— Begin Records provided —

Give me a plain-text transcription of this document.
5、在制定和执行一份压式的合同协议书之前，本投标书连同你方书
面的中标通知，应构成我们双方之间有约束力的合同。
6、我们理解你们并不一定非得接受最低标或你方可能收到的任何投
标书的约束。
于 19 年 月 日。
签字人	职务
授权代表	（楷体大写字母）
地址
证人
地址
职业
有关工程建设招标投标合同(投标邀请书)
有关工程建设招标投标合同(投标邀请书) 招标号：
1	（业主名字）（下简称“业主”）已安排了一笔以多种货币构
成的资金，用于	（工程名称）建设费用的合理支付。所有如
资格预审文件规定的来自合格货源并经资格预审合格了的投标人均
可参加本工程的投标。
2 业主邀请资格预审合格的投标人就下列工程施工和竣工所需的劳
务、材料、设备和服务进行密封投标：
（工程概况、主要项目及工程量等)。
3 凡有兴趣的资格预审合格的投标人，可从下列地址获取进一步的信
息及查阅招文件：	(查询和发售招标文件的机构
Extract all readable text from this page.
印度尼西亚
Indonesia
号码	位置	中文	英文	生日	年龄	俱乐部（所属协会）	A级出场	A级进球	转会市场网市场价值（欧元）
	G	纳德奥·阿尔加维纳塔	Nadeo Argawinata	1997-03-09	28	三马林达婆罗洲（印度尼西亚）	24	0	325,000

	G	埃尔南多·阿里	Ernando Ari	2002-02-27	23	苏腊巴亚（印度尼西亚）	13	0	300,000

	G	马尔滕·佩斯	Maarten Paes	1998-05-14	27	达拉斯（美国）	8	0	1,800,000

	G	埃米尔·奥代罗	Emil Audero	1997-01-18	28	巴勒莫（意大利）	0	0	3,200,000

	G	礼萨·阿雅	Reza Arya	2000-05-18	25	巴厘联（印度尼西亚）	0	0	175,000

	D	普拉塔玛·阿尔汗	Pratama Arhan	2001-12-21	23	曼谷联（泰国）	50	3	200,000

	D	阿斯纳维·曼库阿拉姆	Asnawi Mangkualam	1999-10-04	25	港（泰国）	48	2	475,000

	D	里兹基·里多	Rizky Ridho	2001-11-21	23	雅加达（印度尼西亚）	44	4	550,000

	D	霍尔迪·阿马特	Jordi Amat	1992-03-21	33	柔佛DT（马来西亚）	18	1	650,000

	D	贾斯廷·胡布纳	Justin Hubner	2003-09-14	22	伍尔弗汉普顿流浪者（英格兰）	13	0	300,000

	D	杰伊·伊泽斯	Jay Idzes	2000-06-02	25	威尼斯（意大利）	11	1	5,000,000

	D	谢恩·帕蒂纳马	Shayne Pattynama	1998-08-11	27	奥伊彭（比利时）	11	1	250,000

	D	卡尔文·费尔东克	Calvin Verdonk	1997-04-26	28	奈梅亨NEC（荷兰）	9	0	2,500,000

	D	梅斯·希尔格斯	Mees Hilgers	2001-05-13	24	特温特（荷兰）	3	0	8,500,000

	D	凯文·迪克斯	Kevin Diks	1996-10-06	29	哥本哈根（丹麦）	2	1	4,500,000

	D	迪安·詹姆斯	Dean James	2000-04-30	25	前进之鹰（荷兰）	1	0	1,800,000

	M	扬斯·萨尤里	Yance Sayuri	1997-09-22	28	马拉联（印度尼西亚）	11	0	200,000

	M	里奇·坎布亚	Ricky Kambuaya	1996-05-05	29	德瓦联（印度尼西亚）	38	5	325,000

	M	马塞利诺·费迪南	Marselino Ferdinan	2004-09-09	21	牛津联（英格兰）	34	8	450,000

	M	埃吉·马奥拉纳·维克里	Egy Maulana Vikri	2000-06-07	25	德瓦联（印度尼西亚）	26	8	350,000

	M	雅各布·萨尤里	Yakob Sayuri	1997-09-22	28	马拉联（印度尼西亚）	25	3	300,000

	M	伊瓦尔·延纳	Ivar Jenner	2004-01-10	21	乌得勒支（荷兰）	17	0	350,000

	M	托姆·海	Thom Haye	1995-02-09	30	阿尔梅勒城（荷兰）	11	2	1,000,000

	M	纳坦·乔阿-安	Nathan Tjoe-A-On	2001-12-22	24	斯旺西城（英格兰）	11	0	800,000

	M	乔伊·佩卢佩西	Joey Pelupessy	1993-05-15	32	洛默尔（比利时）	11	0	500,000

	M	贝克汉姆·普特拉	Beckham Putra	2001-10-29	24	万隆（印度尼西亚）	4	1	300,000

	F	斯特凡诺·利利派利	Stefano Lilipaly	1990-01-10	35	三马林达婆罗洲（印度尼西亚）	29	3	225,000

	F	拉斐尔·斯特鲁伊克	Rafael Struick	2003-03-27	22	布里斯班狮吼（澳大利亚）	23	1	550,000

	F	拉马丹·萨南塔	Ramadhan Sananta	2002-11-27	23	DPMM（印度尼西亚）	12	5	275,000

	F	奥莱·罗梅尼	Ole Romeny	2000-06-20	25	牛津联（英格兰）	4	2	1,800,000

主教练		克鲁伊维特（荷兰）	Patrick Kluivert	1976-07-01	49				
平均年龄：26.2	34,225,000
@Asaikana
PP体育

— End Records provided —

### [Problem to solve]
Extract all of the data shown above without alteration.

### [Output below]
Give me a plain-text transcription of this document.
5、在制定和执行一份压式的合同协议书之前，本投标书连同你方书
面的中标通知，应构成我们双方之间有约束力的合同。
6、我们理解你们并不一定非得接受最低标或你方可能收到的任何投
标书的约束。
于 19 年 月 日。
签字人	职务
授权代表	（楷体大写字母）
地址
证人
地址
职业
有关工程建设招标投标合同(投标邀请书)
有关工程建设招标投标合同(投标邀请书) 招标号：
1	（业主名字）（下简称“业主”）已安排了一笔以多种货币构
成的资金，用于	（工程名称）建设费用的合理支付。所有如
资格预审文件规定的来自合格货源并经资格预审合格了的投标人均
可参加本工程的投标。
2 业主邀请资格预审合格的投标人就下列工程施工和竣工所需的劳
务、材料、设备和服务进行密封投标：
（工程概况、主要项目及工程量等)。
3 凡有兴趣的资格预审合格的投标人，可从下列地址获取进一步的信
息及查阅招文件：	(查询和发售招标文件的机构
Extract all readable text from this page.
印度尼西亚
Indonesia
号码	位置	中文	英文	生日	年龄	俱乐部（所属协会）	A级出场	A级进球	转会市场网市场价值（欧元）
	G	纳德奥·阿尔加维纳塔	Nadeo Argawinata	1997-03-09	28	三马林达婆罗洲（印度尼西亚）	24	0	325,000

	G	埃尔南多·阿里	Ernando Ari	2002-02-27	23	苏腊巴亚（印度尼西亚）	13	0	300,000

	G	马尔滕·佩斯	Maarten Paes	1998-05-14	27	达拉斯（美国）	8	0	1,800,000

	G	埃米尔·奥代罗	Emil Audero	1997-01-18	28	巴勒莫（意大利）	0	0	3,200,000

	G	礼萨·阿雅	Reza Arya	2000-05-18	25	巴厘联（印度尼西亚）	0	0	175,000

	D	普拉塔玛·阿尔汗	Pratama Arhan	2001-12-21	23	曼谷联（泰国）	50	3	200,000

	D	阿斯纳维·曼库阿拉姆	Asnawi Mangkualam	1999-10-04	25	港（泰国）	48	2	475,000

	D	里兹基·里多	Rizky Ridho	2001-11-21	23	雅加达（印度尼西亚）	44	4	550,000

	D	霍尔迪·阿马特	Jordi Amat	1992-03-21	33	柔佛DT（马来西亚）	18	1	650,000

	D	贾斯廷·胡布纳	Justin Hubner	2003-09-14	22	伍尔弗汉普顿流浪者（英格兰）	13	0	300,000

	D	杰伊·伊泽斯	Jay Idzes	2000-06-02	25	威尼斯（意大利）	11	1	5,000,000

	D	谢恩·帕蒂纳马	Shayne Pattynama	1998-08-11	27	奥伊彭（比利时）	11	1	250,000

	D	卡尔文·费尔东克	Calvin Verdonk	1997-04-26	28	奈梅亨NEC（荷兰）	9	0	2,500,000

	D	梅斯·希尔格斯	Mees Hilgers	2001-05-13	24	特温特（荷兰）	3	0	8,500,000

	D	凯文·迪克斯	Kevin Diks	1996-10-06	29	哥本哈根（丹麦）	2	1	4,500,000

	D	迪安·詹姆斯	Dean James	2000-04-30	25	前进之鹰（荷兰）	1	0	1,800,000

	M	扬斯·萨尤里	Yance Sayuri	1997-09-22	28	马拉联（印度尼西亚）	11	0	200,000

	M	里奇·坎布亚	Ricky Kambuaya	1996-05-05	29	德瓦联（印度尼西亚）	38	5	325,000

	M	马塞利诺·费迪南	Marselino Ferdinan	2004-09-09	21	牛津联（英格兰）	34	8	450,000

	M	埃吉·马奥拉纳·维克里	Egy Maulana Vikri	2000-06-07	25	德瓦联（印度尼西亚）	26	8	350,000

	M	雅各布·萨尤里	Yakob Sayuri	1997-09-22	28	马拉联（印度尼西亚）	25	3	300,000

	M	伊瓦尔·延纳	Ivar Jenner	2004-01-10	21	乌得勒支（荷兰）	17	0	350,000

	M	托姆·海	Thom Haye	1995-02-09	30	阿尔梅勒城（荷兰）	11	2	1,000,000

	M	纳坦·乔阿-安	Nathan Tjoe-A-On	2001-12-22	24	斯旺西城（英格兰）	11	0	800,000

	M	乔伊·佩卢佩西	Joey Pelupessy	1993-05-15	32	洛默尔（比利时）	11	0	500,000

	M	贝克汉姆·普特拉	Beckham Putra	2001-10-29	24	万隆（印度尼西亚）	4	1	300,000

	F	斯特凡诺·利利派利	Stefano Lilipaly	1990-01-10	35	三马林达婆罗洲（印度尼西亚）	29	3	225,000

	F	拉斐尔·斯特鲁伊克	Rafael Struick	2003-03-27	22	布里斯班狮吼（澳大利亚）	23	1	550,000

	F	拉马丹·萨南塔	Ramadhan Sananta	2002-11-27	23	DPMM（印度尼西亚）	12	5	275,000

	F	奥莱·罗梅尼	Ole Romeny	2000-06-20	25	牛津联（英格兰）	4	2	1,800,000

主教练		克鲁伊维特（荷兰）	Patrick Kluivert	1976-07-01	49				
平均年龄：26.2	34,225,000
@Asaikana
PP体育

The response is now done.